**WHAT IS REQUIRED:** Search the material for the word "Alentejo" and report each line where it turns up.

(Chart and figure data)
──────────────────────────────

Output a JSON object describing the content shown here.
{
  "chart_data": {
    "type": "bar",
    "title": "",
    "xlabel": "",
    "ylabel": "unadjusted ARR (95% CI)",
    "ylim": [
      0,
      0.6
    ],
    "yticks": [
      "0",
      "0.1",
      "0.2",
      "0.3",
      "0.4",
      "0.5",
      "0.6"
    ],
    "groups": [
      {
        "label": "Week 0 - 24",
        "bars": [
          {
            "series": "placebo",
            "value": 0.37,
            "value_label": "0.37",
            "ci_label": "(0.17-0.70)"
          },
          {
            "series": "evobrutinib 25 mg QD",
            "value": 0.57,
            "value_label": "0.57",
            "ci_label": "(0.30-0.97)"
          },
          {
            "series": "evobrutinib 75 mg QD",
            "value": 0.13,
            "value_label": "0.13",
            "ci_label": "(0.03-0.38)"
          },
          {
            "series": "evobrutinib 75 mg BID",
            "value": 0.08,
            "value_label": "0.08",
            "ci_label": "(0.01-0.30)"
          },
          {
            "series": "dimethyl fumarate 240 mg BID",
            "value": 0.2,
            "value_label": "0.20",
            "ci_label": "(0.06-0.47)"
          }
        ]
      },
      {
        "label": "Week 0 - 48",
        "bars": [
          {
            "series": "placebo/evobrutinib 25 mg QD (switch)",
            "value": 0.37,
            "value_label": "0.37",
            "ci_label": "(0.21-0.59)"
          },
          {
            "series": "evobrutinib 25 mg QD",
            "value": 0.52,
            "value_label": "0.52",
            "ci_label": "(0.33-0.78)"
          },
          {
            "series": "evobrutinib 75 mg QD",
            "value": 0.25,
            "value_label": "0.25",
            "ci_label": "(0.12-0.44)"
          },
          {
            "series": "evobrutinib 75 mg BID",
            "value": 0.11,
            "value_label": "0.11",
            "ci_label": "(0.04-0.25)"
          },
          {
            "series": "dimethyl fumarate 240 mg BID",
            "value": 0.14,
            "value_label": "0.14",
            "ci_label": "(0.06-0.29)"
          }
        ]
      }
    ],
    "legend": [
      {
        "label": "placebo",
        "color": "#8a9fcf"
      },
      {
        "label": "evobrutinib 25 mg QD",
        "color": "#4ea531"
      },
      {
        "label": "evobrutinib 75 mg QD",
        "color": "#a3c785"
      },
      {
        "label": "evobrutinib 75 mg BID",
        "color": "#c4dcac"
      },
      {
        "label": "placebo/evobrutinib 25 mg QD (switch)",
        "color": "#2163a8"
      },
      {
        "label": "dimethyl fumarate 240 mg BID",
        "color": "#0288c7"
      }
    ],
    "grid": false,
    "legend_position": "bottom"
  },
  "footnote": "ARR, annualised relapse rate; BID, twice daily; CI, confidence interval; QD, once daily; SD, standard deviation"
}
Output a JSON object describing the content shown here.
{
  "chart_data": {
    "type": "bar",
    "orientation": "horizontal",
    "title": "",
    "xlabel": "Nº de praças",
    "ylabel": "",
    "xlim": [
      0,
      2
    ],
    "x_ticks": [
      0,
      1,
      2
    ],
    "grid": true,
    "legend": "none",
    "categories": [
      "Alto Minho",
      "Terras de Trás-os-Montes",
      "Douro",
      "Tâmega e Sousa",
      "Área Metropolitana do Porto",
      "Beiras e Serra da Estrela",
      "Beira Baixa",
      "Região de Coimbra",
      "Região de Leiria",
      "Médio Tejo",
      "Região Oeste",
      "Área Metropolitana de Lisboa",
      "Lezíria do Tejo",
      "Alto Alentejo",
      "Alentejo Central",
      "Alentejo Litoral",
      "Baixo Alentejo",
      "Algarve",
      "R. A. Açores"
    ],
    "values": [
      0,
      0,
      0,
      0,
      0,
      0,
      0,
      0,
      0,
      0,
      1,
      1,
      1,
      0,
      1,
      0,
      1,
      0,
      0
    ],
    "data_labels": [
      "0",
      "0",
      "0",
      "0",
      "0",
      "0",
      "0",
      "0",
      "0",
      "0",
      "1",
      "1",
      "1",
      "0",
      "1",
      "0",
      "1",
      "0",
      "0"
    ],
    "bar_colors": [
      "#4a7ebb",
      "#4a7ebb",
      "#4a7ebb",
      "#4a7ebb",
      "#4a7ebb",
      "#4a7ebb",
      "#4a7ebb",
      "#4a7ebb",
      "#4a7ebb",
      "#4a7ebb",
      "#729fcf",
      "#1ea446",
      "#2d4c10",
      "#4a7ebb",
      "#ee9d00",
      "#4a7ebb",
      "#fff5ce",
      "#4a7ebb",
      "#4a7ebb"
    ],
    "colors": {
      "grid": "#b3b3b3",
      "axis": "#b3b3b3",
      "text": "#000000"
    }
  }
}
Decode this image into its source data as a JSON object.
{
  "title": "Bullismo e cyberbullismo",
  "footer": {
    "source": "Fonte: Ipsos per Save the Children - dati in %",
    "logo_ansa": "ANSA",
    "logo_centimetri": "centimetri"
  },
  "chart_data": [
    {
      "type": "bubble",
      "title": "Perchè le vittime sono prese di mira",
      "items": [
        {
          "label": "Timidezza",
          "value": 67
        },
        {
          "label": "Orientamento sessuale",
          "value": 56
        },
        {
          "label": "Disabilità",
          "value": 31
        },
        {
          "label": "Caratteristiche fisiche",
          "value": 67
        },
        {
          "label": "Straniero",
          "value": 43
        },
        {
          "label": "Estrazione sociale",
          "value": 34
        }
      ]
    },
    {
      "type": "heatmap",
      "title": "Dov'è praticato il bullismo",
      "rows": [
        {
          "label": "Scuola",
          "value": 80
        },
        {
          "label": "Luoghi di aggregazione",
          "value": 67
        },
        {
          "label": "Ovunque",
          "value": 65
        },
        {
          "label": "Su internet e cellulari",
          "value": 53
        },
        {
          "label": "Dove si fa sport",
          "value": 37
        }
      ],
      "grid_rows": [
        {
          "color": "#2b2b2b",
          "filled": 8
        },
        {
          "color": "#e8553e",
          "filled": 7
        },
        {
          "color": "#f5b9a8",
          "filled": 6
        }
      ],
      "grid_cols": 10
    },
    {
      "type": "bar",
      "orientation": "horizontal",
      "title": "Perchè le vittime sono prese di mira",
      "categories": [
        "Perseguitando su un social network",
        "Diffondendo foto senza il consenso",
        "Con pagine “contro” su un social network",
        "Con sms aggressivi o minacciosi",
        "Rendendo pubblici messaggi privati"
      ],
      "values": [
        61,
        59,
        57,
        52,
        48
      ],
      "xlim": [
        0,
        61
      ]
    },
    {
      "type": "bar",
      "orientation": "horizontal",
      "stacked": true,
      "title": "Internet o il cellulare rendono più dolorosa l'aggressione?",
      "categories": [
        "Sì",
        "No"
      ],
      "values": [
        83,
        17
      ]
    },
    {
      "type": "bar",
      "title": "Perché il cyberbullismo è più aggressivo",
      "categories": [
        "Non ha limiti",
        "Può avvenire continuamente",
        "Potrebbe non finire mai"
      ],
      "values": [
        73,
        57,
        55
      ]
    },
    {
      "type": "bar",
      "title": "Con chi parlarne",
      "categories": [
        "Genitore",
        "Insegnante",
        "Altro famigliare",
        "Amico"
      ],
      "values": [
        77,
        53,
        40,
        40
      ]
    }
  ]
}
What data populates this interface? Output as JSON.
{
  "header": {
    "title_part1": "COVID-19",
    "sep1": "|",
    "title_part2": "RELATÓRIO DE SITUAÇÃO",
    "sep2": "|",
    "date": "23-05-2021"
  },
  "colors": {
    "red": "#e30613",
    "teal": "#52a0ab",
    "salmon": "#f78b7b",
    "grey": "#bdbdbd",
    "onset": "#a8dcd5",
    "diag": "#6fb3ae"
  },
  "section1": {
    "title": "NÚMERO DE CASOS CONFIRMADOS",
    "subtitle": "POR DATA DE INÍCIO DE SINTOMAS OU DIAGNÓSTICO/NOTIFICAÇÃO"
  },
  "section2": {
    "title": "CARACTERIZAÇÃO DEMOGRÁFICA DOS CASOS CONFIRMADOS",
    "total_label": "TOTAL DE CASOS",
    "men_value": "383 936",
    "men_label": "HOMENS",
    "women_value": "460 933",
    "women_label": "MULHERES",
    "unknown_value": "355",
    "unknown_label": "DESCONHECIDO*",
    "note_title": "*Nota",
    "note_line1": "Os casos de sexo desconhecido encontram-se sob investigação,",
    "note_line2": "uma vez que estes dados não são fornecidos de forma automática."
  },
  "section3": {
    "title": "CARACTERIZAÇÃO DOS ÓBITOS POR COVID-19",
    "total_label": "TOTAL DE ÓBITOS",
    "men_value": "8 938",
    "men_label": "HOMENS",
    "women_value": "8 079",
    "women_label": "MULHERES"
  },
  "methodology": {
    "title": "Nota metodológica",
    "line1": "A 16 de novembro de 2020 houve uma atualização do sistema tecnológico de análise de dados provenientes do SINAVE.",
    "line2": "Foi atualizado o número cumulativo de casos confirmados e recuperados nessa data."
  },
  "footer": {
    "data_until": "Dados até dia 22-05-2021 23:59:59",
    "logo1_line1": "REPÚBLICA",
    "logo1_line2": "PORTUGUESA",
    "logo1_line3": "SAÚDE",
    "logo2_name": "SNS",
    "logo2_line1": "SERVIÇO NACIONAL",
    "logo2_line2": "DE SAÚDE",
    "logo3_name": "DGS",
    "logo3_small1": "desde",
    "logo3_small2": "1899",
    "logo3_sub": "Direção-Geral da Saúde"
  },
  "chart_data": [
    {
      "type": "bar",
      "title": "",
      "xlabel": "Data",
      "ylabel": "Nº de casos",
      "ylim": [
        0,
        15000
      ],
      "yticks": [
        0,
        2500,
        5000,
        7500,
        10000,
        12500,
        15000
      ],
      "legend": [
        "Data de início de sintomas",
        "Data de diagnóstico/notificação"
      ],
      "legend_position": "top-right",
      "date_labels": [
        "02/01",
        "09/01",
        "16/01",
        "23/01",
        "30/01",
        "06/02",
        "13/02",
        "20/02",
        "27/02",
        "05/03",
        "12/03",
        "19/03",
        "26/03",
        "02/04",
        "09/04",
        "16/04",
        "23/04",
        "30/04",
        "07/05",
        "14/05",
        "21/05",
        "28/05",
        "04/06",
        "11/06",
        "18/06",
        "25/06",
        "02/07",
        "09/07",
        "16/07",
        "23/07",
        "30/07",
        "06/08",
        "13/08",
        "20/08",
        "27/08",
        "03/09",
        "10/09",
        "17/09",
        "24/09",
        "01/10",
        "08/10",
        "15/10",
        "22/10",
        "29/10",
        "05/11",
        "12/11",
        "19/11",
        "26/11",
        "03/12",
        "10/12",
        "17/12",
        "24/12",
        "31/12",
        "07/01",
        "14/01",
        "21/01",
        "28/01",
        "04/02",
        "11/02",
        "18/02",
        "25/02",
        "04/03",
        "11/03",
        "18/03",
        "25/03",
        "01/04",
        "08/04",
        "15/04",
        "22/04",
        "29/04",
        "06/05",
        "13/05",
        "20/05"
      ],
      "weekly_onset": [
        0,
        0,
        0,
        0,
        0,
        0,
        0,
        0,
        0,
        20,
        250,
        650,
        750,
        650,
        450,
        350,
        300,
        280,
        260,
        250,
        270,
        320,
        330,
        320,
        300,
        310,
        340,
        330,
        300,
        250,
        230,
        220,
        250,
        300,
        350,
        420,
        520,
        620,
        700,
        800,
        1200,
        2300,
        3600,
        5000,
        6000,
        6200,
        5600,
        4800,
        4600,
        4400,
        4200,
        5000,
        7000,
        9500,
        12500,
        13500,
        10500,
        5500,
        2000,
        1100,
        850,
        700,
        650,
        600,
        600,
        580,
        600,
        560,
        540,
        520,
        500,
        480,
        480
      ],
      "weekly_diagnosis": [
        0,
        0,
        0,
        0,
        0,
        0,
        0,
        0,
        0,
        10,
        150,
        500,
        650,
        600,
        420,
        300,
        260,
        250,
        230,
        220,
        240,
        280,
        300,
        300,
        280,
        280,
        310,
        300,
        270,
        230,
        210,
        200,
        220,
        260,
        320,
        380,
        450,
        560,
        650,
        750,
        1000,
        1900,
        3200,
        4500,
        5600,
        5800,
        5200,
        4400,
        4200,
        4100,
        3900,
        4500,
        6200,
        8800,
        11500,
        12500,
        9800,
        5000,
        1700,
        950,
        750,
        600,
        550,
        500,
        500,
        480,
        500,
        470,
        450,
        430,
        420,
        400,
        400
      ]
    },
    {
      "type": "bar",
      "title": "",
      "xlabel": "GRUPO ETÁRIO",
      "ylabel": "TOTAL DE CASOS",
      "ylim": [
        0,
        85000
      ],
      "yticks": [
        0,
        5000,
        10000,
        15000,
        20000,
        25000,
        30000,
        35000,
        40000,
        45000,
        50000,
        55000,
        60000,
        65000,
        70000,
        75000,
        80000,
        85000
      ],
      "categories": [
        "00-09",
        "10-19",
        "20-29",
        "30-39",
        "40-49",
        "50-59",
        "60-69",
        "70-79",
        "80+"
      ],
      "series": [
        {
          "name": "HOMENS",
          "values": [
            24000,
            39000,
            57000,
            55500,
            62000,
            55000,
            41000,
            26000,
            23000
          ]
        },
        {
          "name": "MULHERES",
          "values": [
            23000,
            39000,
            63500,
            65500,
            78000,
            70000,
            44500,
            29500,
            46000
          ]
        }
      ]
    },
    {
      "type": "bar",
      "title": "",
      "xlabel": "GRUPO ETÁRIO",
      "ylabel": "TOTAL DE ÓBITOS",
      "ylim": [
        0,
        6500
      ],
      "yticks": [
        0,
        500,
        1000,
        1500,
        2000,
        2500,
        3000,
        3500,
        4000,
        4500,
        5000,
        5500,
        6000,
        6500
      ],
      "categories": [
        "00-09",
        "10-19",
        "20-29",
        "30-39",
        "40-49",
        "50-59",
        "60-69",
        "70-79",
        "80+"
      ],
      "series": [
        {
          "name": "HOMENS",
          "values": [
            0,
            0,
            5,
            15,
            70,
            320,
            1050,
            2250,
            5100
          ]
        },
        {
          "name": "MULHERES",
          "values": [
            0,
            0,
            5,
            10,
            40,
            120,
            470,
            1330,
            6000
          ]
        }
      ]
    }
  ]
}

──────────────────────────────

**SOLUTION TO THIS EXERCISE:**
      "Alto Alentejo",
      "Alentejo Central",
      "Alentejo Litoral",
      "Baixo Alentejo",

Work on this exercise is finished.